## SUPPLIED DATA:

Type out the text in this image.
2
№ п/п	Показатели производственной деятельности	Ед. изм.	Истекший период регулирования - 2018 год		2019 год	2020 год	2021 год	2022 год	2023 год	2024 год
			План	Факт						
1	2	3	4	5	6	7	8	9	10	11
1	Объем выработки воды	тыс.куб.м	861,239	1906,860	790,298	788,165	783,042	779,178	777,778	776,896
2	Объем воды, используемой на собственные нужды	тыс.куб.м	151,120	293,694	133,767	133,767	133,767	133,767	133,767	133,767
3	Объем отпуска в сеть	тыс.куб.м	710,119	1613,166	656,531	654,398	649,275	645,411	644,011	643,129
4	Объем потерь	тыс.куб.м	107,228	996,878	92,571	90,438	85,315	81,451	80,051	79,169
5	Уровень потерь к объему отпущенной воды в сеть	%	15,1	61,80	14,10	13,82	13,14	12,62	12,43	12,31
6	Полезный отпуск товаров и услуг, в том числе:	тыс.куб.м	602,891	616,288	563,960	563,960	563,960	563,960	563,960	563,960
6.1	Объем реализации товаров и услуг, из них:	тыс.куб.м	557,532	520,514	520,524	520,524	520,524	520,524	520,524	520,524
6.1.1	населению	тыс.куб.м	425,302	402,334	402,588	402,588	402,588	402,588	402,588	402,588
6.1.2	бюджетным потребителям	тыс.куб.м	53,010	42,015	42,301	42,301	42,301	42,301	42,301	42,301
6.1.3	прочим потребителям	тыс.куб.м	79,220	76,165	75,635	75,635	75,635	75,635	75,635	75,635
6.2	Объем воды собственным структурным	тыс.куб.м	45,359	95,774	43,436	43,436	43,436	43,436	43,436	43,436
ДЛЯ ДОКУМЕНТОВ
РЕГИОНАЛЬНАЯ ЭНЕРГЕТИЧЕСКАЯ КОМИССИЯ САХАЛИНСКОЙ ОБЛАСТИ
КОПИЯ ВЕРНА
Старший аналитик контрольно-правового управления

## TASK REQUIREMENTS:
Your task is to repeat every line exactly.

## EXPECTED ANSWER:
Type out the text in this image.
2
№ п/п	Показатели производственной деятельности	Ед. изм.	Истекший период регулирования - 2018 год		2019 год	2020 год	2021 год	2022 год	2023 год	2024 год
			План	Факт						
1	2	3	4	5	6	7	8	9	10	11
1	Объем выработки воды	тыс.куб.м	861,239	1906,860	790,298	788,165	783,042	779,178	777,778	776,896
2	Объем воды, используемой на собственные нужды	тыс.куб.м	151,120	293,694	133,767	133,767	133,767	133,767	133,767	133,767
3	Объем отпуска в сеть	тыс.куб.м	710,119	1613,166	656,531	654,398	649,275	645,411	644,011	643,129
4	Объем потерь	тыс.куб.м	107,228	996,878	92,571	90,438	85,315	81,451	80,051	79,169
5	Уровень потерь к объему отпущенной воды в сеть	%	15,1	61,80	14,10	13,82	13,14	12,62	12,43	12,31
6	Полезный отпуск товаров и услуг, в том числе:	тыс.куб.м	602,891	616,288	563,960	563,960	563,960	563,960	563,960	563,960
6.1	Объем реализации товаров и услуг, из них:	тыс.куб.м	557,532	520,514	520,524	520,524	520,524	520,524	520,524	520,524
6.1.1	населению	тыс.куб.м	425,302	402,334	402,588	402,588	402,588	402,588	402,588	402,588
6.1.2	бюджетным потребителям	тыс.куб.м	53,010	42,015	42,301	42,301	42,301	42,301	42,301	42,301
6.1.3	прочим потребителям	тыс.куб.м	79,220	76,165	75,635	75,635	75,635	75,635	75,635	75,635
6.2	Объем воды собственным структурным	тыс.куб.м	45,359	95,774	43,436	43,436	43,436	43,436	43,436	43,436
ДЛЯ ДОКУМЕНТОВ
РЕГИОНАЛЬНАЯ ЭНЕРГЕТИЧЕСКАЯ КОМИССИЯ САХАЛИНСКОЙ ОБЛАСТИ
КОПИЯ ВЕРНА
Старший аналитик контрольно-правового управления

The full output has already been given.